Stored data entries
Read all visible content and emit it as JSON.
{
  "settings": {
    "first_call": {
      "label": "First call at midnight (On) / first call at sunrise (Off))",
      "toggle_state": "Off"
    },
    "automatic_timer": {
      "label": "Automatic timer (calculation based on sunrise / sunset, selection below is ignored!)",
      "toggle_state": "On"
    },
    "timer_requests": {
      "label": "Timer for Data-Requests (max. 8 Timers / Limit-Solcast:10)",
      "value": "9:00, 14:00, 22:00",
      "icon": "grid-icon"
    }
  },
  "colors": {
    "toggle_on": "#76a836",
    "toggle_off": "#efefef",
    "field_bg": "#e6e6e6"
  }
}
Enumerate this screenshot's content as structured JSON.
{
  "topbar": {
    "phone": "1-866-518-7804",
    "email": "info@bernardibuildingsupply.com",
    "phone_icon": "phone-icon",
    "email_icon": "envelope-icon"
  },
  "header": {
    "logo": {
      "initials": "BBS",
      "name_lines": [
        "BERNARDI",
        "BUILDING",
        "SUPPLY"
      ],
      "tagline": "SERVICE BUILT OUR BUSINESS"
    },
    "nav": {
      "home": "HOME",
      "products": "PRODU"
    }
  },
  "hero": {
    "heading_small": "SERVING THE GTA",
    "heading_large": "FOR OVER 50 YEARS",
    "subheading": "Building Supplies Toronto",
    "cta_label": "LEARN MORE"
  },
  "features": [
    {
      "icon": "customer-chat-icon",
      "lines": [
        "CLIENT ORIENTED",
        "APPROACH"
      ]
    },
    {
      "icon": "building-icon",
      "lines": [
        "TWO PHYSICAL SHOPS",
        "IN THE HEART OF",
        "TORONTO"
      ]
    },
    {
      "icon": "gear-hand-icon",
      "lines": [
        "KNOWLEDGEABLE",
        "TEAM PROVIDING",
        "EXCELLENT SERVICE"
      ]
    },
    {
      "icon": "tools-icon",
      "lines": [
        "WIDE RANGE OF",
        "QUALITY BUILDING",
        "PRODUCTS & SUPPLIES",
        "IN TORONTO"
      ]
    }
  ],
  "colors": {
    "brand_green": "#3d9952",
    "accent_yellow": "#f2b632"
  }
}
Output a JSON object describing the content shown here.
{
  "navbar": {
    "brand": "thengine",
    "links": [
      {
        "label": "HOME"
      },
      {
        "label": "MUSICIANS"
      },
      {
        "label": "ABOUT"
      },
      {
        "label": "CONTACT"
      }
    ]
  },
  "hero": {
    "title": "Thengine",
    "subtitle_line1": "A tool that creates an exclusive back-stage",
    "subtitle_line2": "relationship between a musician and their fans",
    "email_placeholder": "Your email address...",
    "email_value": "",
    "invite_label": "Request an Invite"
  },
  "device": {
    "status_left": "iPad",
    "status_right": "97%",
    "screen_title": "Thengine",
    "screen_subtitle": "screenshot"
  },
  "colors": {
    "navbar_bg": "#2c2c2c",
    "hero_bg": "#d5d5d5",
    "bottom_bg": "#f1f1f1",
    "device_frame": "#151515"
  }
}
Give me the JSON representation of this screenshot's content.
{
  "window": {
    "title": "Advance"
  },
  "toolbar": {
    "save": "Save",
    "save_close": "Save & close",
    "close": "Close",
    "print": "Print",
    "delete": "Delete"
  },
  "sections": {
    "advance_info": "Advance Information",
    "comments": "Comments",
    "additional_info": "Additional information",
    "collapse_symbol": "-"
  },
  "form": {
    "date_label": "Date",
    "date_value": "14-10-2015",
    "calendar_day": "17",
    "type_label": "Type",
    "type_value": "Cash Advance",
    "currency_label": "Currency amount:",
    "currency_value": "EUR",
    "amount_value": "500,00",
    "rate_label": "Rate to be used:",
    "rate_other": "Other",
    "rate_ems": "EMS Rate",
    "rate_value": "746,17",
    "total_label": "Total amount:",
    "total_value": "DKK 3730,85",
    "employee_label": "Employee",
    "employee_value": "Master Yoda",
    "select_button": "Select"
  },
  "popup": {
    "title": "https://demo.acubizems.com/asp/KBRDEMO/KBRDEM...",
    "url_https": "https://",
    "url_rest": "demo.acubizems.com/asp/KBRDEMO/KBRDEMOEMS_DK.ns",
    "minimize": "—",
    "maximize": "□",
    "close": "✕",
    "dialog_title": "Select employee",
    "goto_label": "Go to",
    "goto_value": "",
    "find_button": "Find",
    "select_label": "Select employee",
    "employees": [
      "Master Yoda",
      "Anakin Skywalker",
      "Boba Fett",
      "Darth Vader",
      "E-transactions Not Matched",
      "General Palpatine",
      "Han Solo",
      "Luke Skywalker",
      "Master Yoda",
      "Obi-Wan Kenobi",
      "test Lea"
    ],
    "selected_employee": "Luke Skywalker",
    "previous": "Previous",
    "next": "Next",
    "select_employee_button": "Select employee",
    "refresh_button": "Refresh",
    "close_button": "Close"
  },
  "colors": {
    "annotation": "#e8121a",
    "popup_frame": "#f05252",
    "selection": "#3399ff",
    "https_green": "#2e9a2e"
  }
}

### TASK INSTRUCTIONS:
Reproduce the full listing word for word.

### ANSWER FOR THE TASK:
Read all visible content and emit it as JSON.
{
  "settings": {
    "first_call": {
      "label": "First call at midnight (On) / first call at sunrise (Off))",
      "toggle_state": "Off"
    },
    "automatic_timer": {
      "label": "Automatic timer (calculation based on sunrise / sunset, selection below is ignored!)",
      "toggle_state": "On"
    },
    "timer_requests": {
      "label": "Timer for Data-Requests (max. 8 Timers / Limit-Solcast:10)",
      "value": "9:00, 14:00, 22:00",
      "icon": "grid-icon"
    }
  },
  "colors": {
    "toggle_on": "#76a836",
    "toggle_off": "#efefef",
    "field_bg": "#e6e6e6"
  }
}
Enumerate this screenshot's content as structured JSON.
{
  "topbar": {
    "phone": "1-866-518-7804",
    "email": "info@bernardibuildingsupply.com",
    "phone_icon": "phone-icon",
    "email_icon": "envelope-icon"
  },
  "header": {
    "logo": {
      "initials": "BBS",
      "name_lines": [
        "BERNARDI",
        "BUILDING",
        "SUPPLY"
      ],
      "tagline": "SERVICE BUILT OUR BUSINESS"
    },
    "nav": {
      "home": "HOME",
      "products": "PRODU"
    }
  },
  "hero": {
    "heading_small": "SERVING THE GTA",
    "heading_large": "FOR OVER 50 YEARS",
    "subheading": "Building Supplies Toronto",
    "cta_label": "LEARN MORE"
  },
  "features": [
    {
      "icon": "customer-chat-icon",
      "lines": [
        "CLIENT ORIENTED",
        "APPROACH"
      ]
    },
    {
      "icon": "building-icon",
      "lines": [
        "TWO PHYSICAL SHOPS",
        "IN THE HEART OF",
        "TORONTO"
      ]
    },
    {
      "icon": "gear-hand-icon",
      "lines": [
        "KNOWLEDGEABLE",
        "TEAM PROVIDING",
        "EXCELLENT SERVICE"
      ]
    },
    {
      "icon": "tools-icon",
      "lines": [
        "WIDE RANGE OF",
        "QUALITY BUILDING",
        "PRODUCTS & SUPPLIES",
        "IN TORONTO"
      ]
    }
  ],
  "colors": {
    "brand_green": "#3d9952",
    "accent_yellow": "#f2b632"
  }
}
Output a JSON object describing the content shown here.
{
  "navbar": {
    "brand": "thengine",
    "links": [
      {
        "label": "HOME"
      },
      {
        "label": "MUSICIANS"
      },
      {
        "label": "ABOUT"
      },
      {
        "label": "CONTACT"
      }
    ]
  },
  "hero": {
    "title": "Thengine",
    "subtitle_line1": "A tool that creates an exclusive back-stage",
    "subtitle_line2": "relationship between a musician and their fans",
    "email_placeholder": "Your email address...",
    "email_value": "",
    "invite_label": "Request an Invite"
  },
  "device": {
    "status_left": "iPad",
    "status_right": "97%",
    "screen_title": "Thengine",
    "screen_subtitle": "screenshot"
  },
  "colors": {
    "navbar_bg": "#2c2c2c",
    "hero_bg": "#d5d5d5",
    "bottom_bg": "#f1f1f1",
    "device_frame": "#151515"
  }
}
Give me the JSON representation of this screenshot's content.
{
  "window": {
    "title": "Advance"
  },
  "toolbar": {
    "save": "Save",
    "save_close": "Save & close",
    "close": "Close",
    "print": "Print",
    "delete": "Delete"
  },
  "sections": {
    "advance_info": "Advance Information",
    "comments": "Comments",
    "additional_info": "Additional information",
    "collapse_symbol": "-"
  },
  "form": {
    "date_label": "Date",
    "date_value": "14-10-2015",
    "calendar_day": "17",
    "type_label": "Type",
    "type_value": "Cash Advance",
    "currency_label": "Currency amount:",
    "currency_value": "EUR",
    "amount_value": "500,00",
    "rate_label": "Rate to be used:",
    "rate_other": "Other",
    "rate_ems": "EMS Rate",
    "rate_value": "746,17",
    "total_label": "Total amount:",
    "total_value": "DKK 3730,85",
    "employee_label": "Employee",
    "employee_value": "Master Yoda",
    "select_button": "Select"
  },
  "popup": {
    "title": "https://demo.acubizems.com/asp/KBRDEMO/KBRDEM...",
    "url_https": "https://",
    "url_rest": "demo.acubizems.com/asp/KBRDEMO/KBRDEMOEMS_DK.ns",
    "minimize": "—",
    "maximize": "□",
    "close": "✕",
    "dialog_title": "Select employee",
    "goto_label": "Go to",
    "goto_value": "",
    "find_button": "Find",
    "select_label": "Select employee",
    "employees": [
      "Master Yoda",
      "Anakin Skywalker",
      "Boba Fett",
      "Darth Vader",
      "E-transactions Not Matched",
      "General Palpatine",
      "Han Solo",
      "Luke Skywalker",
      "Master Yoda",
      "Obi-Wan Kenobi",
      "test Lea"
    ],
    "selected_employee": "Luke Skywalker",
    "previous": "Previous",
    "next": "Next",
    "select_employee_button": "Select employee",
    "refresh_button": "Refresh",
    "close_button": "Close"
  },
  "colors": {
    "annotation": "#e8121a",
    "popup_frame": "#f05252",
    "selection": "#3399ff",
    "https_green": "#2e9a2e"
  }
}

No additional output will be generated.